**Exercise:**
All of the entries need to be written out again, exactly as they are.

= = =

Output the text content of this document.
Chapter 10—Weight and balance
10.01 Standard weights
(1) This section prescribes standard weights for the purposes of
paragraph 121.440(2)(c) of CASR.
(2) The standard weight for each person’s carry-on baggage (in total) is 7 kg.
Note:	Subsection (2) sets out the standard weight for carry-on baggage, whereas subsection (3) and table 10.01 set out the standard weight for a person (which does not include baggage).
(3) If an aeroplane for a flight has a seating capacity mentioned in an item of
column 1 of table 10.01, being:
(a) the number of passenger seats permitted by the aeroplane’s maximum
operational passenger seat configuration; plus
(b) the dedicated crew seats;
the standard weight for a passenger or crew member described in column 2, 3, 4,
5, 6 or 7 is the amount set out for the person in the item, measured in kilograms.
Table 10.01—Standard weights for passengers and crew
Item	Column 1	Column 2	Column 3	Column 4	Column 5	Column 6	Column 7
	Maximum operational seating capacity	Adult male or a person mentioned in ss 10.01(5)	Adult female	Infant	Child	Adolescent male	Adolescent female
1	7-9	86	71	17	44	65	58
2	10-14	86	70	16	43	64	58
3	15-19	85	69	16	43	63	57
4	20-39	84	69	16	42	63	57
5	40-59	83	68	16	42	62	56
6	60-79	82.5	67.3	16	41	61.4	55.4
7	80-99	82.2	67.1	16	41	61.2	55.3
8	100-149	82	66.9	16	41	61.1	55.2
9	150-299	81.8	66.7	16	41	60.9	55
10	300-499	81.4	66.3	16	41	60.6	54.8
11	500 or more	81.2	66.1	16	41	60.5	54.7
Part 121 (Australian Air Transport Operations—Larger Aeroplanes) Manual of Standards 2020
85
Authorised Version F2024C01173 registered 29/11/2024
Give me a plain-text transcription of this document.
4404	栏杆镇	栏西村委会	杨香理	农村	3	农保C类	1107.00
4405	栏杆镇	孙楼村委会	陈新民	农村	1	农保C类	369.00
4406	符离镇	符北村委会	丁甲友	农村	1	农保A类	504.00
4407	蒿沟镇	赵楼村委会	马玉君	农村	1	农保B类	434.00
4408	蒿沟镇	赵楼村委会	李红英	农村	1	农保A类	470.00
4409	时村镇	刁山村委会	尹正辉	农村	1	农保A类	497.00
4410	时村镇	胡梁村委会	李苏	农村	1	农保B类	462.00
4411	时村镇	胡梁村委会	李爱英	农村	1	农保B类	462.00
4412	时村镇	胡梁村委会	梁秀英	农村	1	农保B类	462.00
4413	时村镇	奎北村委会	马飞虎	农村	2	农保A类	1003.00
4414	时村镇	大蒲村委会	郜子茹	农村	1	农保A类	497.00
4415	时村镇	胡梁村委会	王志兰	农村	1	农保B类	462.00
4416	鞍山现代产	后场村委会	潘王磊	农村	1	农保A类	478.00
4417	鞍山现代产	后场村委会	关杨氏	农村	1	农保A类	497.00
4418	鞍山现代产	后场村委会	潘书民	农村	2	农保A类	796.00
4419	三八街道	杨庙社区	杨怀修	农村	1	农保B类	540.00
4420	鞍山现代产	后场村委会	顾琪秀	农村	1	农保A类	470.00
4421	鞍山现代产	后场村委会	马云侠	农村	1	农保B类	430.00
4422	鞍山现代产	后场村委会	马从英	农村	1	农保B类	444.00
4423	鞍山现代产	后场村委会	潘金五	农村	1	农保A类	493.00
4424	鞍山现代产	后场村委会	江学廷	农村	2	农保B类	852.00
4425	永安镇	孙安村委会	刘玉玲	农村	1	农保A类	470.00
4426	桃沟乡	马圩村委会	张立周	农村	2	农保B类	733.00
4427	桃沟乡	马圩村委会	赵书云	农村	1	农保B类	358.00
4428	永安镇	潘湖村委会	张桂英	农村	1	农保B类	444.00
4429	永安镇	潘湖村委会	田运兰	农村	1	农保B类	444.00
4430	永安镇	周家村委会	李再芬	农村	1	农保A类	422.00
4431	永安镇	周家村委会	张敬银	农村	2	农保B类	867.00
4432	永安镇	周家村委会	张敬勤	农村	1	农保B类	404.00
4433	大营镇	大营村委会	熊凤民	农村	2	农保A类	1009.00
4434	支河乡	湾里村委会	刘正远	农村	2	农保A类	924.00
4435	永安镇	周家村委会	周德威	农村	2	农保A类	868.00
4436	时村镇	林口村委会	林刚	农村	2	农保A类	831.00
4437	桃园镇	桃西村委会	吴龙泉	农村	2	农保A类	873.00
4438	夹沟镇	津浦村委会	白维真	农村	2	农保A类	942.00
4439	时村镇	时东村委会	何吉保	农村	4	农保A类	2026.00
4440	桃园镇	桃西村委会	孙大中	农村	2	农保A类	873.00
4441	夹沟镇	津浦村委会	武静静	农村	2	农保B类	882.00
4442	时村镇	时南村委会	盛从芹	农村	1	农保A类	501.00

= = =

**Written response:**
Output the text content of this document.
Chapter 10—Weight and balance
10.01 Standard weights
(1) This section prescribes standard weights for the purposes of
paragraph 121.440(2)(c) of CASR.
(2) The standard weight for each person’s carry-on baggage (in total) is 7 kg.
Note:	Subsection (2) sets out the standard weight for carry-on baggage, whereas subsection (3) and table 10.01 set out the standard weight for a person (which does not include baggage).
(3) If an aeroplane for a flight has a seating capacity mentioned in an item of
column 1 of table 10.01, being:
(a) the number of passenger seats permitted by the aeroplane’s maximum
operational passenger seat configuration; plus
(b) the dedicated crew seats;
the standard weight for a passenger or crew member described in column 2, 3, 4,
5, 6 or 7 is the amount set out for the person in the item, measured in kilograms.
Table 10.01—Standard weights for passengers and crew
Item	Column 1	Column 2	Column 3	Column 4	Column 5	Column 6	Column 7
	Maximum operational seating capacity	Adult male or a person mentioned in ss 10.01(5)	Adult female	Infant	Child	Adolescent male	Adolescent female
1	7-9	86	71	17	44	65	58
2	10-14	86	70	16	43	64	58
3	15-19	85	69	16	43	63	57
4	20-39	84	69	16	42	63	57
5	40-59	83	68	16	42	62	56
6	60-79	82.5	67.3	16	41	61.4	55.4
7	80-99	82.2	67.1	16	41	61.2	55.3
8	100-149	82	66.9	16	41	61.1	55.2
9	150-299	81.8	66.7	16	41	60.9	55
10	300-499	81.4	66.3	16	41	60.6	54.8
11	500 or more	81.2	66.1	16	41	60.5	54.7
Part 121 (Australian Air Transport Operations—Larger Aeroplanes) Manual of Standards 2020
85
Authorised Version F2024C01173 registered 29/11/2024
Give me a plain-text transcription of this document.
4404	栏杆镇	栏西村委会	杨香理	农村	3	农保C类	1107.00
4405	栏杆镇	孙楼村委会	陈新民	农村	1	农保C类	369.00
4406	符离镇	符北村委会	丁甲友	农村	1	农保A类	504.00
4407	蒿沟镇	赵楼村委会	马玉君	农村	1	农保B类	434.00
4408	蒿沟镇	赵楼村委会	李红英	农村	1	农保A类	470.00
4409	时村镇	刁山村委会	尹正辉	农村	1	农保A类	497.00
4410	时村镇	胡梁村委会	李苏	农村	1	农保B类	462.00
4411	时村镇	胡梁村委会	李爱英	农村	1	农保B类	462.00
4412	时村镇	胡梁村委会	梁秀英	农村	1	农保B类	462.00
4413	时村镇	奎北村委会	马飞虎	农村	2	农保A类	1003.00
4414	时村镇	大蒲村委会	郜子茹	农村	1	农保A类	497.00
4415	时村镇	胡梁村委会	王志兰	农村	1	农保B类	462.00
4416	鞍山现代产	后场村委会	潘王磊	农村	1	农保A类	478.00
4417	鞍山现代产	后场村委会	关杨氏	农村	1	农保A类	497.00
4418	鞍山现代产	后场村委会	潘书民	农村	2	农保A类	796.00
4419	三八街道	杨庙社区	杨怀修	农村	1	农保B类	540.00
4420	鞍山现代产	后场村委会	顾琪秀	农村	1	农保A类	470.00
4421	鞍山现代产	后场村委会	马云侠	农村	1	农保B类	430.00
4422	鞍山现代产	后场村委会	马从英	农村	1	农保B类	444.00
4423	鞍山现代产	后场村委会	潘金五	农村	1	农保A类	493.00
4424	鞍山现代产	后场村委会	江学廷	农村	2	农保B类	852.00
4425	永安镇	孙安村委会	刘玉玲	农村	1	农保A类	470.00
4426	桃沟乡	马圩村委会	张立周	农村	2	农保B类	733.00
4427	桃沟乡	马圩村委会	赵书云	农村	1	农保B类	358.00
4428	永安镇	潘湖村委会	张桂英	农村	1	农保B类	444.00
4429	永安镇	潘湖村委会	田运兰	农村	1	农保B类	444.00
4430	永安镇	周家村委会	李再芬	农村	1	农保A类	422.00
4431	永安镇	周家村委会	张敬银	农村	2	农保B类	867.00
4432	永安镇	周家村委会	张敬勤	农村	1	农保B类	404.00
4433	大营镇	大营村委会	熊凤民	农村	2	农保A类	1009.00
4434	支河乡	湾里村委会	刘正远	农村	2	农保A类	924.00
4435	永安镇	周家村委会	周德威	农村	2	农保A类	868.00
4436	时村镇	林口村委会	林刚	农村	2	农保A类	831.00
4437	桃园镇	桃西村委会	吴龙泉	农村	2	农保A类	873.00
4438	夹沟镇	津浦村委会	白维真	农村	2	农保A类	942.00
4439	时村镇	时东村委会	何吉保	农村	4	农保A类	2026.00
4440	桃园镇	桃西村委会	孙大中	农村	2	农保A类	873.00
4441	夹沟镇	津浦村委会	武静静	农村	2	农保B类	882.00
4442	时村镇	时南村委会	盛从芹	农村	1	农保A类	501.00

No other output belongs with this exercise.